[Data records]

--- --- ---

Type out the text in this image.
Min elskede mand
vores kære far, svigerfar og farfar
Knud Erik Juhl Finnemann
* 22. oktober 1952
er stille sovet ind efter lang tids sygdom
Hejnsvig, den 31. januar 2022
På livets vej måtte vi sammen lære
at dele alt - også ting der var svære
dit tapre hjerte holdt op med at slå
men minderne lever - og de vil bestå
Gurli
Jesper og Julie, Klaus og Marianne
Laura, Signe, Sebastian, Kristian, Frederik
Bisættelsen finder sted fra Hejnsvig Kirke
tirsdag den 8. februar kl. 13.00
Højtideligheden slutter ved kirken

--- --- ---

Say how many lines in the records above hold "Hejnsvig", and give no other text.

2